> _Short task_
Please set down all the lines beneath this one exactly, without the pictures.

(Saved entries)
____________________
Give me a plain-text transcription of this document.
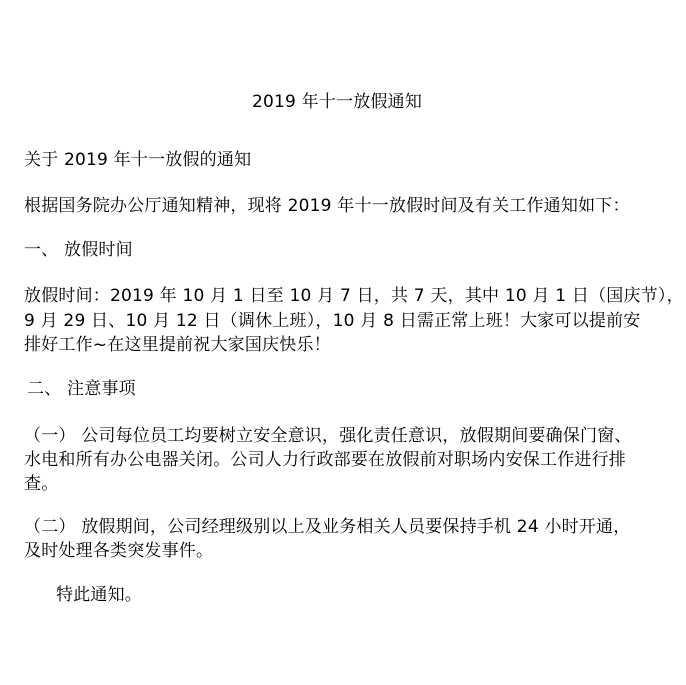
2019 年十一放假通知
关于 2019 年十一放假的通知
根据国务院办公厅通知精神，现将 2019 年十一放假时间及有关工作通知如下：
一、 放假时间
放假时间：2019 年 10 月 1 日至 10 月 7 日，共 7 天，其中 10 月 1 日（国庆节），
9 月 29 日、10 月 12 日（调休上班），10 月 8 日需正常上班！大家可以提前安
排好工作~在这里提前祝大家国庆快乐！
二、 注意事项
（一） 公司每位员工均要树立安全意识，强化责任意识，放假期间要确保门窗、
水电和所有办公电器关闭。公司人力行政部要在放假前对职场内安保工作进行排
查。
（二） 放假期间，公司经理级别以上及业务相关人员要保持手机 24 小时开通，
及时处理各类突发事件。
特此通知。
____________________
> _Written reply_
Give me a plain-text transcription of this document.
2019 年十一放假通知
关于 2019 年十一放假的通知
根据国务院办公厅通知精神，现将 2019 年十一放假时间及有关工作通知如下：
一、 放假时间
放假时间：2019 年 10 月 1 日至 10 月 7 日，共 7 天，其中 10 月 1 日（国庆节），
9 月 29 日、10 月 12 日（调休上班），10 月 8 日需正常上班！大家可以提前安
排好工作~在这里提前祝大家国庆快乐！
二、 注意事项
（一） 公司每位员工均要树立安全意识，强化责任意识，放假期间要确保门窗、
水电和所有办公电器关闭。公司人力行政部要在放假前对职场内安保工作进行排
查。
（二） 放假期间，公司经理级别以上及业务相关人员要保持手机 24 小时开通，
及时处理各类突发事件。
特此通知。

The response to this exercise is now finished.